## What you should do
Every entry here needs to be repeated exactly.

## Entries provided
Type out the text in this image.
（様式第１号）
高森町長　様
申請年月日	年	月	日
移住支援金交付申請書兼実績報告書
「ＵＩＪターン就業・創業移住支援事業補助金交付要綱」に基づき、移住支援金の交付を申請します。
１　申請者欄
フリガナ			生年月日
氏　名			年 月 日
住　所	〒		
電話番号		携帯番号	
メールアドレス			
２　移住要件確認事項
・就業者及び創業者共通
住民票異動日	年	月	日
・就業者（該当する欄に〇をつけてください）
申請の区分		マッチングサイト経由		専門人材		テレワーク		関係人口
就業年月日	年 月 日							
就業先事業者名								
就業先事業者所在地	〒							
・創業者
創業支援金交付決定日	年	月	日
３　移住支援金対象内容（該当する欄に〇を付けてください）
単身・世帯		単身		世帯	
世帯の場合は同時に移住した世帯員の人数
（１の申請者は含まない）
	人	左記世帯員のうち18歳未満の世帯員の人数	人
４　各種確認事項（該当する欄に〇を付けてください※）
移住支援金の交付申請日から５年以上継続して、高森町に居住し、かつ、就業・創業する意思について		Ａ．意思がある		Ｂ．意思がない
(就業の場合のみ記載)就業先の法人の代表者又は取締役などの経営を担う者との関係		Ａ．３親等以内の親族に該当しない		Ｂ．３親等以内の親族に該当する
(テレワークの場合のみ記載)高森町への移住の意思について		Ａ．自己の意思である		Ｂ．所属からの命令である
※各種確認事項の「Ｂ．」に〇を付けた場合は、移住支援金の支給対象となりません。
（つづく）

## Solution to the problem
Type out the text in this image.
（様式第１号）
高森町長　様
申請年月日	年	月	日
移住支援金交付申請書兼実績報告書
「ＵＩＪターン就業・創業移住支援事業補助金交付要綱」に基づき、移住支援金の交付を申請します。
１　申請者欄
フリガナ			生年月日
氏　名			年 月 日
住　所	〒		
電話番号		携帯番号	
メールアドレス			
２　移住要件確認事項
・就業者及び創業者共通
住民票異動日	年	月	日
・就業者（該当する欄に〇をつけてください）
申請の区分		マッチングサイト経由		専門人材		テレワーク		関係人口
就業年月日	年 月 日							
就業先事業者名								
就業先事業者所在地	〒							
・創業者
創業支援金交付決定日	年	月	日
３　移住支援金対象内容（該当する欄に〇を付けてください）
単身・世帯		単身		世帯	
世帯の場合は同時に移住した世帯員の人数
（１の申請者は含まない）
	人	左記世帯員のうち18歳未満の世帯員の人数	人
４　各種確認事項（該当する欄に〇を付けてください※）
移住支援金の交付申請日から５年以上継続して、高森町に居住し、かつ、就業・創業する意思について		Ａ．意思がある		Ｂ．意思がない
(就業の場合のみ記載)就業先の法人の代表者又は取締役などの経営を担う者との関係		Ａ．３親等以内の親族に該当しない		Ｂ．３親等以内の親族に該当する
(テレワークの場合のみ記載)高森町への移住の意思について		Ａ．自己の意思である		Ｂ．所属からの命令である
※各種確認事項の「Ｂ．」に〇を付けた場合は、移住支援金の支給対象となりません。
（つづく）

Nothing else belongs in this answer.